Please rewrite every line of the entries below as a numbered list, skipping any blank lines. Leave the pictures out of your answer.

* **Entries from a data collection**
* Start *

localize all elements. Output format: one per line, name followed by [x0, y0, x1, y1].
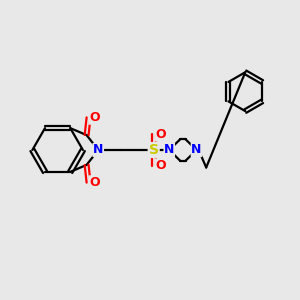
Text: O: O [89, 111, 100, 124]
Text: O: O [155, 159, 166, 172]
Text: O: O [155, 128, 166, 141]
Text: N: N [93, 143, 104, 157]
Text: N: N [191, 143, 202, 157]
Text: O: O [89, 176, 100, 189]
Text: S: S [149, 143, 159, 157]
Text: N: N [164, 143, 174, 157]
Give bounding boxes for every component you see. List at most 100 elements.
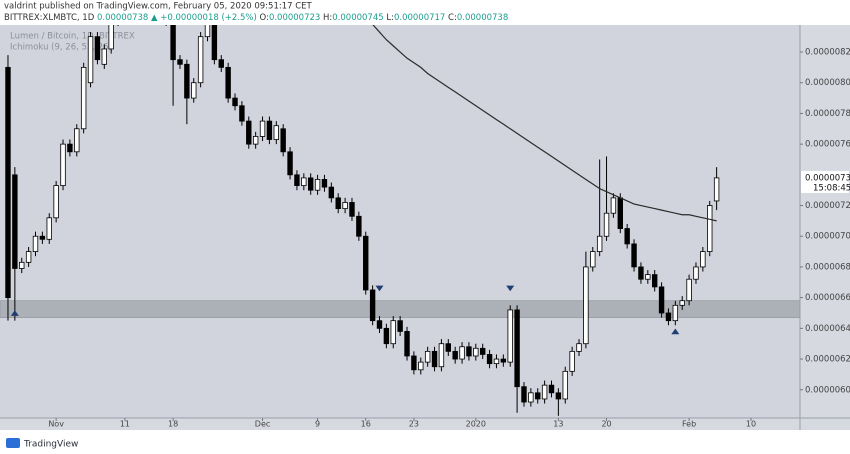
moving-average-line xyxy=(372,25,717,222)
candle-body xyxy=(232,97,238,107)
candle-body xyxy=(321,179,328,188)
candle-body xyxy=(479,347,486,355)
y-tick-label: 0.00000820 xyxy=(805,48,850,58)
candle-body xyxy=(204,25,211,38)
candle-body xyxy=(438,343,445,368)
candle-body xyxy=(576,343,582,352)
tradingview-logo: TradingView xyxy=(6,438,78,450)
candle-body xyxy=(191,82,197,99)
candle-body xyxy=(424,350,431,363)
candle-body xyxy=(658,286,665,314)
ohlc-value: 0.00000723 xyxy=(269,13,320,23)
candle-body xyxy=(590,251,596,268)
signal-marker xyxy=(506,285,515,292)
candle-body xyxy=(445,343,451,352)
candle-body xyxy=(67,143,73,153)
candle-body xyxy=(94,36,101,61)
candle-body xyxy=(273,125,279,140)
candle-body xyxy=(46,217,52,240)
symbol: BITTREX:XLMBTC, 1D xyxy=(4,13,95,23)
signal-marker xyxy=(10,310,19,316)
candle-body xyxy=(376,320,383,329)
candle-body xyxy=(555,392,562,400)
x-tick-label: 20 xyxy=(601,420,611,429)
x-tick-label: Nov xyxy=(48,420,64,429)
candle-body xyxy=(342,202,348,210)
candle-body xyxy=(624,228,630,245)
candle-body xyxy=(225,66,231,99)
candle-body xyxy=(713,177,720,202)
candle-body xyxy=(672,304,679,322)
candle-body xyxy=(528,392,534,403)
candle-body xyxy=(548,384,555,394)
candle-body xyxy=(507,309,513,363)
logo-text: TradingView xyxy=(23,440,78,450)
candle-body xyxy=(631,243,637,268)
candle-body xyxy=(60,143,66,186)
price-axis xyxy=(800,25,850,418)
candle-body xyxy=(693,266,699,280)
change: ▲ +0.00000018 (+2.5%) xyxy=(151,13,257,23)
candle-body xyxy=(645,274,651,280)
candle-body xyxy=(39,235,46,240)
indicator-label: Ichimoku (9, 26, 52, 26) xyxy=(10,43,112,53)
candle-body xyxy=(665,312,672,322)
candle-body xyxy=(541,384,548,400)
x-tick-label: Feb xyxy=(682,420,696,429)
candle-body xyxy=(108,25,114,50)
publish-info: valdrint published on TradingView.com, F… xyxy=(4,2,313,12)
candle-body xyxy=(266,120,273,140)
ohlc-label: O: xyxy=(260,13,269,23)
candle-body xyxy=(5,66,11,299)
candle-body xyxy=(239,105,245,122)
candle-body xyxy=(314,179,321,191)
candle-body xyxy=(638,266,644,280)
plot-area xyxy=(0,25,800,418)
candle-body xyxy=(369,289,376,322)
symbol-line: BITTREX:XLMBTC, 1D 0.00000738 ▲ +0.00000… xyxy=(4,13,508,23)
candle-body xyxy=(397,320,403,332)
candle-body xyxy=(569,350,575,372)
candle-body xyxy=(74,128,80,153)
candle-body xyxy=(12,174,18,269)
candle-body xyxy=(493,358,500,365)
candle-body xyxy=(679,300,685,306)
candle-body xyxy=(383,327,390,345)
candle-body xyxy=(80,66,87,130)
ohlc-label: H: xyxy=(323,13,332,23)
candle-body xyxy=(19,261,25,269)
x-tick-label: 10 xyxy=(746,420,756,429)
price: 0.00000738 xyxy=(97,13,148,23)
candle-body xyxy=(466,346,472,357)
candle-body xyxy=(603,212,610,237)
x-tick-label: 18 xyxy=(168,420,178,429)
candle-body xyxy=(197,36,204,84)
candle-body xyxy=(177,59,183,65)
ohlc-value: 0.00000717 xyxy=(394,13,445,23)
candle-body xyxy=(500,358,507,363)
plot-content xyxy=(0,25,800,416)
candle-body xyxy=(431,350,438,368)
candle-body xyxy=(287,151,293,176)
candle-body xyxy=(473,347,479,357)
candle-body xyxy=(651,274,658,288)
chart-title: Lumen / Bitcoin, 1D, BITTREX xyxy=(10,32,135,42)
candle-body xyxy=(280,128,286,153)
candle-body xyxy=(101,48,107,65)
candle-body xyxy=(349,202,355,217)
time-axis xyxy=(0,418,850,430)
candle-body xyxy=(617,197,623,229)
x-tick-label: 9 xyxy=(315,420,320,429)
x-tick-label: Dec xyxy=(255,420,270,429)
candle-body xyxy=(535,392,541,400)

* End *

* **Answer for the task**
1. localize all elements. Output format: one per line, name followed by [x0, y0, x1, y1].
2. Text: O: O [89, 111, 100, 124]
3. Text: O: O [155, 159, 166, 172]
4. Text: O: O [155, 128, 166, 141]
5. Text: N: N [93, 143, 104, 157]
6. Text: N: N [191, 143, 202, 157]
7. Text: O: O [89, 176, 100, 189]
8. Text: S: S [149, 143, 159, 157]
9. Text: N: N [164, 143, 174, 157]
10. Give bounding boxes for every component you see. List at most 100 elements.
11. moving-average-line xyxy=(372,25,717,222)
12. candle-body xyxy=(232,97,238,107)
13. candle-body xyxy=(321,179,328,188)
14. candle-body xyxy=(479,347,486,355)
15. y-tick-label: 0.00000820 xyxy=(805,48,850,58)
16. candle-body xyxy=(204,25,211,38)
17. candle-body xyxy=(438,343,445,368)
18. candle-body xyxy=(576,343,582,352)
19. tradingview-logo: TradingView xyxy=(6,438,78,450)
20. candle-body xyxy=(191,82,197,99)
21. candle-body xyxy=(424,350,431,363)
22. candle-body xyxy=(658,286,665,314)
23. ohlc-value: 0.00000723 xyxy=(269,13,320,23)
24. candle-body xyxy=(590,251,596,268)
25. signal-marker xyxy=(506,285,515,292)
26. candle-body xyxy=(445,343,451,352)
27. candle-body xyxy=(67,143,73,153)
28. candle-body xyxy=(94,36,101,61)
29. candle-body xyxy=(273,125,279,140)
30. candle-body xyxy=(46,217,52,240)
31. symbol: BITTREX:XLMBTC, 1D xyxy=(4,13,95,23)
32. signal-marker xyxy=(10,310,19,316)
33. candle-body xyxy=(376,320,383,329)
34. candle-body xyxy=(555,392,562,400)
35. x-tick-label: 20 xyxy=(601,420,611,429)
36. x-tick-label: Nov xyxy=(48,420,64,429)
37. candle-body xyxy=(342,202,348,210)
38. candle-body xyxy=(624,228,630,245)
39. candle-body xyxy=(225,66,231,99)
40. candle-body xyxy=(713,177,720,202)
41. candle-body xyxy=(672,304,679,322)
42. candle-body xyxy=(528,392,534,403)
43. candle-body xyxy=(548,384,555,394)
44. candle-body xyxy=(507,309,513,363)
45. logo-text: TradingView xyxy=(23,440,78,450)
46. candle-body xyxy=(631,243,637,268)
47. candle-body xyxy=(60,143,66,186)
48. price-axis xyxy=(800,25,850,418)
49. candle-body xyxy=(693,266,699,280)
50. change: ▲ +0.00000018 (+2.5%) xyxy=(151,13,257,23)
51. candle-body xyxy=(645,274,651,280)
52. candle-body xyxy=(39,235,46,240)
53. indicator-label: Ichimoku (9, 26, 52, 26) xyxy=(10,43,112,53)
54. candle-body xyxy=(665,312,672,322)
55. candle-body xyxy=(541,384,548,400)
56. x-tick-label: Feb xyxy=(682,420,696,429)
57. candle-body xyxy=(108,25,114,50)
58. publish-info: valdrint published on TradingView.com, F… xyxy=(4,2,313,12)
59. candle-body xyxy=(266,120,273,140)
60. ohlc-label: O: xyxy=(260,13,269,23)
61. candle-body xyxy=(5,66,11,299)
62. candle-body xyxy=(239,105,245,122)
63. candle-body xyxy=(314,179,321,191)
64. candle-body xyxy=(638,266,644,280)
65. plot-area xyxy=(0,25,800,418)
66. candle-body xyxy=(369,289,376,322)
67. symbol-line: BITTREX:XLMBTC, 1D 0.00000738 ▲ +0.00000… xyxy=(4,13,508,23)
68. candle-body xyxy=(397,320,403,332)
69. candle-body xyxy=(569,350,575,372)
70. candle-body xyxy=(74,128,80,153)
71. candle-body xyxy=(12,174,18,269)
72. candle-body xyxy=(493,358,500,365)
73. candle-body xyxy=(679,300,685,306)
74. candle-body xyxy=(383,327,390,345)
75. candle-body xyxy=(80,66,87,130)
76. ohlc-label: H: xyxy=(323,13,332,23)
77. candle-body xyxy=(19,261,25,269)
78. x-tick-label: 10 xyxy=(746,420,756,429)
79. price: 0.00000738 xyxy=(97,13,148,23)
80. candle-body xyxy=(466,346,472,357)
81. candle-body xyxy=(603,212,610,237)
82. x-tick-label: 18 xyxy=(168,420,178,429)
83. candle-body xyxy=(197,36,204,84)
84. candle-body xyxy=(177,59,183,65)
85. ohlc-value: 0.00000717 xyxy=(394,13,445,23)
86. candle-body xyxy=(500,358,507,363)
87. plot-content xyxy=(0,25,800,416)
88. candle-body xyxy=(431,350,438,368)
89. candle-body xyxy=(287,151,293,176)
90. candle-body xyxy=(473,347,479,357)
91. candle-body xyxy=(651,274,658,288)
92. chart-title: Lumen / Bitcoin, 1D, BITTREX xyxy=(10,32,135,42)
93. candle-body xyxy=(280,128,286,153)
94. candle-body xyxy=(101,48,107,65)
95. candle-body xyxy=(349,202,355,217)
96. time-axis xyxy=(0,418,850,430)
97. candle-body xyxy=(617,197,623,229)
98. x-tick-label: 9 xyxy=(315,420,320,429)
99. x-tick-label: Dec xyxy=(255,420,270,429)
100. candle-body xyxy=(535,392,541,400)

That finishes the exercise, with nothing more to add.